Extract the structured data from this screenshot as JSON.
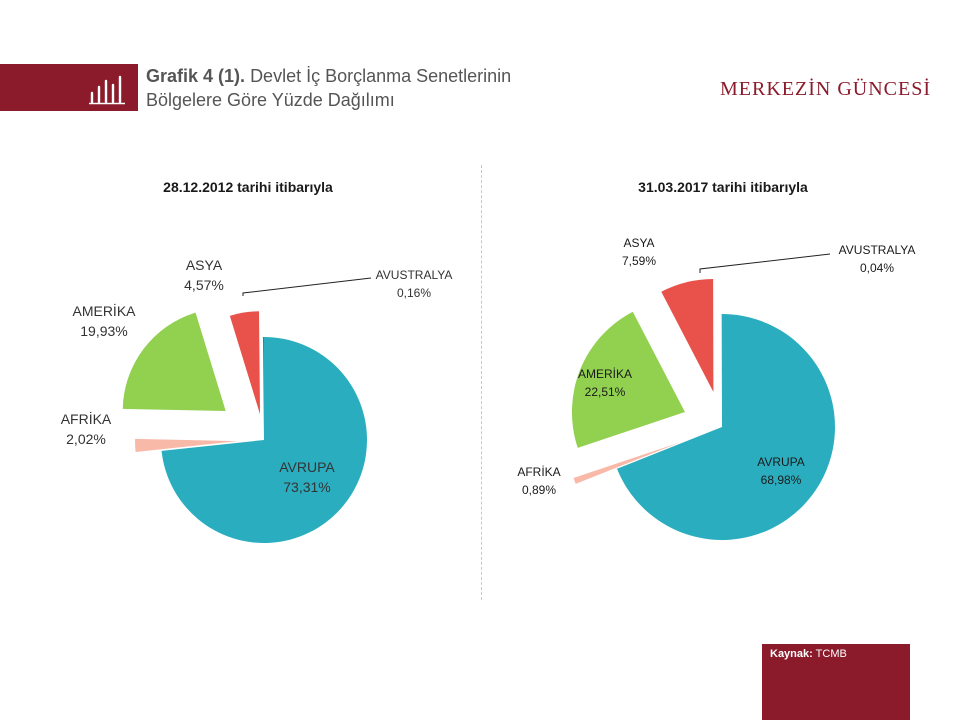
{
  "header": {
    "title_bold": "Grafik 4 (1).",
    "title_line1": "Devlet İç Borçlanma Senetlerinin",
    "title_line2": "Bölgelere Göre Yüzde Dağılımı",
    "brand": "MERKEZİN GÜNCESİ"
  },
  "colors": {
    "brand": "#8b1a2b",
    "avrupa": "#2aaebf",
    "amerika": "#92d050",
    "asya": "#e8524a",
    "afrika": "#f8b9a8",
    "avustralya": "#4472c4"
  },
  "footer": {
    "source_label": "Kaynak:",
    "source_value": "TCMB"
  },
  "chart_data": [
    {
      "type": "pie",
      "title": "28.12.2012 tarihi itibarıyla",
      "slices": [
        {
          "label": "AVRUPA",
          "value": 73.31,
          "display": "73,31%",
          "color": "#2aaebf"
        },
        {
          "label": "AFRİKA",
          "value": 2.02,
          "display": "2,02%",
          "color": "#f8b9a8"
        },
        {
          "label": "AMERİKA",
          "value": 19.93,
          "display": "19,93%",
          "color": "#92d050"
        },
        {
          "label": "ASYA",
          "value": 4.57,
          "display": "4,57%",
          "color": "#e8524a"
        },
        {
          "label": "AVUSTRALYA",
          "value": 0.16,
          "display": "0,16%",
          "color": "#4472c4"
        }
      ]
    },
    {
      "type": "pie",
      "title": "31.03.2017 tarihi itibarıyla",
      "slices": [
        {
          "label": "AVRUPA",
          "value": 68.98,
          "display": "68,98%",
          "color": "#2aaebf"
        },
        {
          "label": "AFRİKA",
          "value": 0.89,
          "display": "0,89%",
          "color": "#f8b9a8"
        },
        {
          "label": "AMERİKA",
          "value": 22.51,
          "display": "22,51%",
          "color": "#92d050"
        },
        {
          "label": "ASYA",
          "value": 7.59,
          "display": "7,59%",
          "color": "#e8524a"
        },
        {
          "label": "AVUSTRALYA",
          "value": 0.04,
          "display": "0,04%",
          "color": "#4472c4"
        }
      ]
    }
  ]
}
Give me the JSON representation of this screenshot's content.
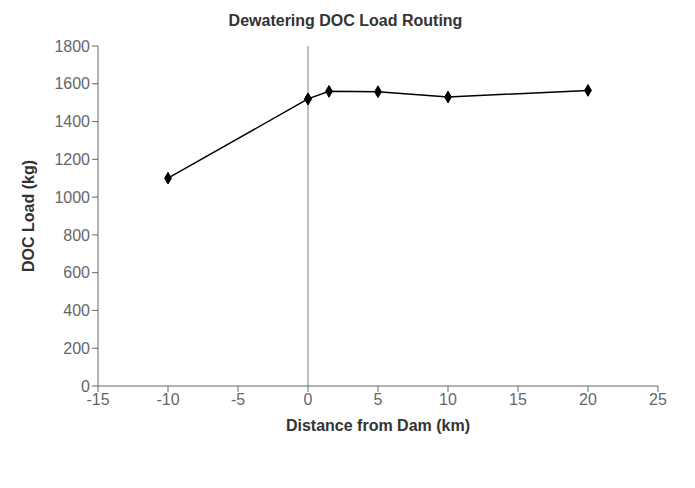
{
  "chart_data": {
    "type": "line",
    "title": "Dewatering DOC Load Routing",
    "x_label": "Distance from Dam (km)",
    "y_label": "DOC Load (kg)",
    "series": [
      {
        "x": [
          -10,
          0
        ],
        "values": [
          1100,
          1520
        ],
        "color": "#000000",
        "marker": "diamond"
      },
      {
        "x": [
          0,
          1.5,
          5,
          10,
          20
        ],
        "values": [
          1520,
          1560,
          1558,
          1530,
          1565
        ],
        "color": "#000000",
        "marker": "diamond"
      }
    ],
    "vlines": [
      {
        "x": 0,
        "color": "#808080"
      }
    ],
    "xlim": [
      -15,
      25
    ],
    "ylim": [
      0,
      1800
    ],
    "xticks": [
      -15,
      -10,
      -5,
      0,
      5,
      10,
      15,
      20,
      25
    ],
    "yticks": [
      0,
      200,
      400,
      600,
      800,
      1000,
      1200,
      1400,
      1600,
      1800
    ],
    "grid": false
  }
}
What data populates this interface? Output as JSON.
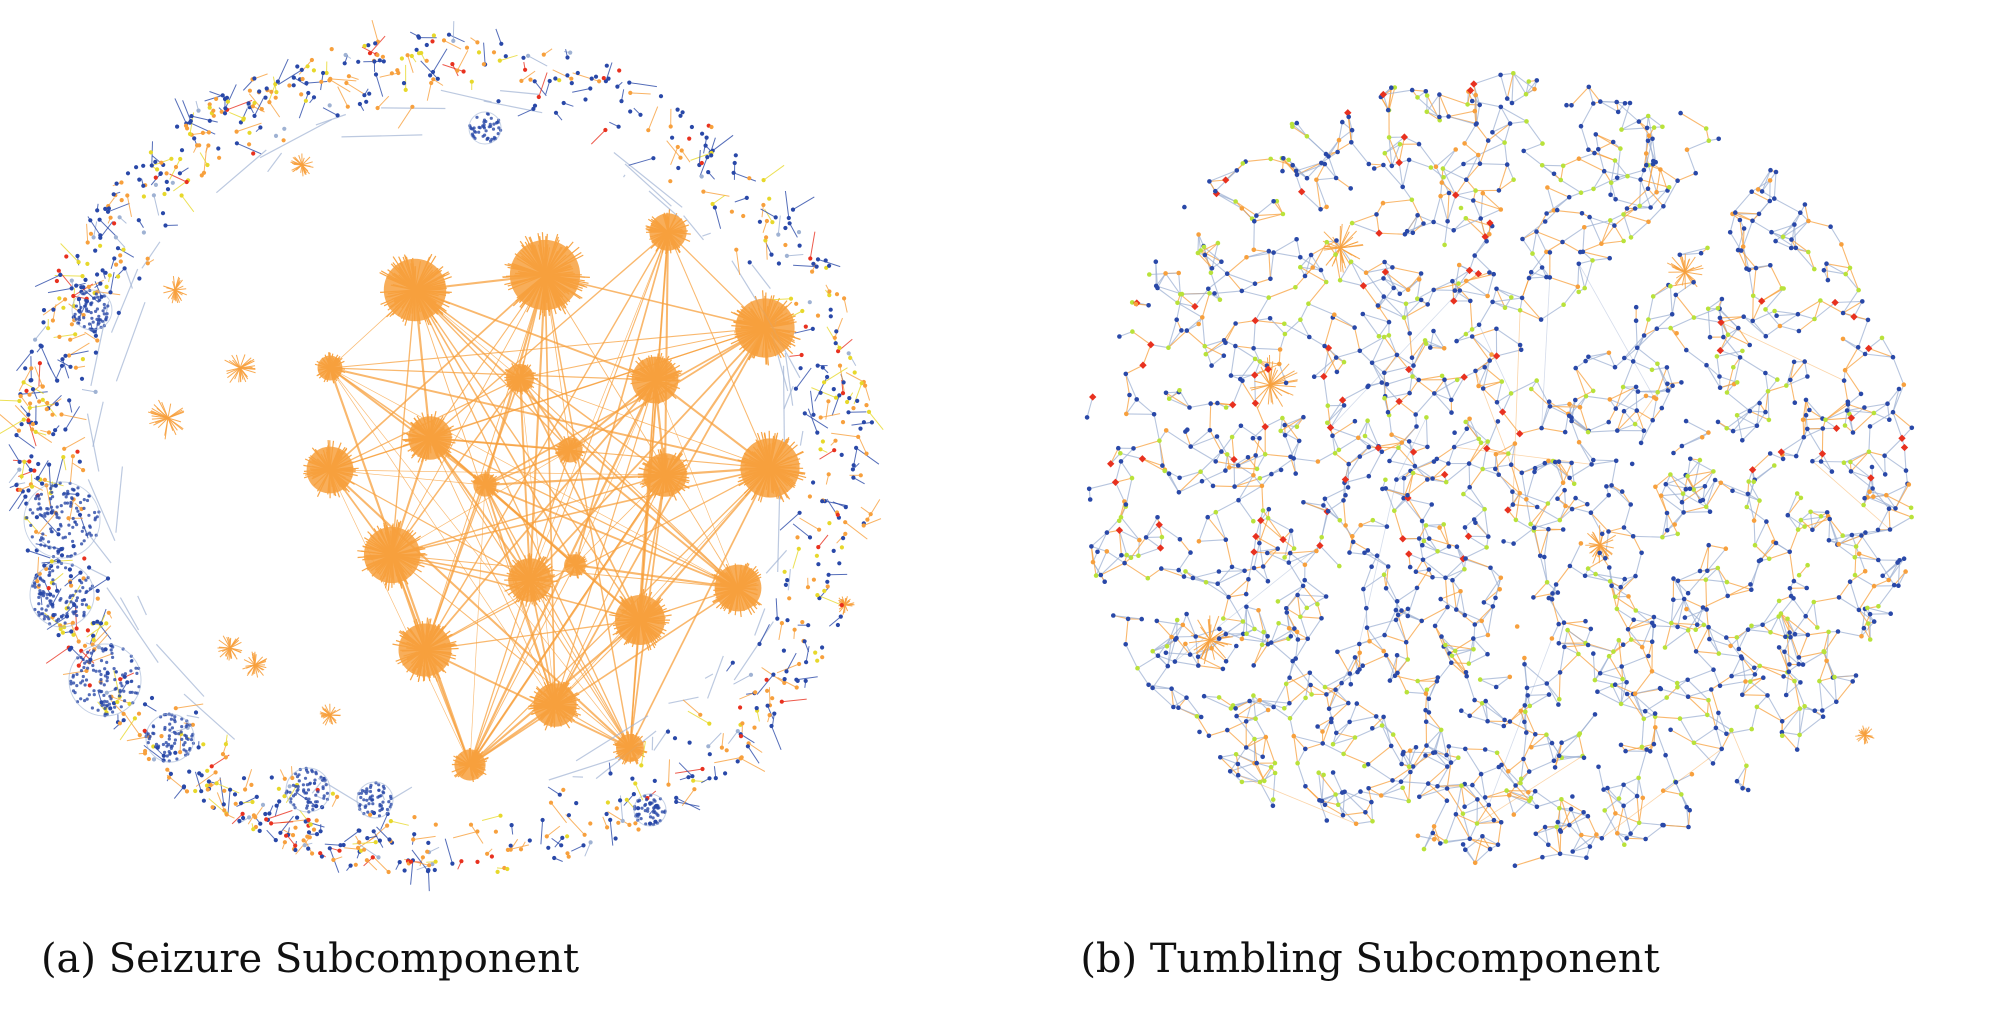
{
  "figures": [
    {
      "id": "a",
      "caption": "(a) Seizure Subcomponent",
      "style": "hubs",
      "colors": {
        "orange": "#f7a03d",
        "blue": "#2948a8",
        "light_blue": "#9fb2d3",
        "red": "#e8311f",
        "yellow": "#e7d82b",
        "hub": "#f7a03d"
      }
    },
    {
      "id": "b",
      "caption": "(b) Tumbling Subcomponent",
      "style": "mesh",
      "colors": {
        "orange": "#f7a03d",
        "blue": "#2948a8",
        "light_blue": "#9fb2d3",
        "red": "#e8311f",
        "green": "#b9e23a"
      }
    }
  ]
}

**Problem description**
Check all the records above and select each line where the string "brand" is found.

**The output**
    "brand": "MERKEZİN GÜNCESİ"
    "brand": "#8b1a2b",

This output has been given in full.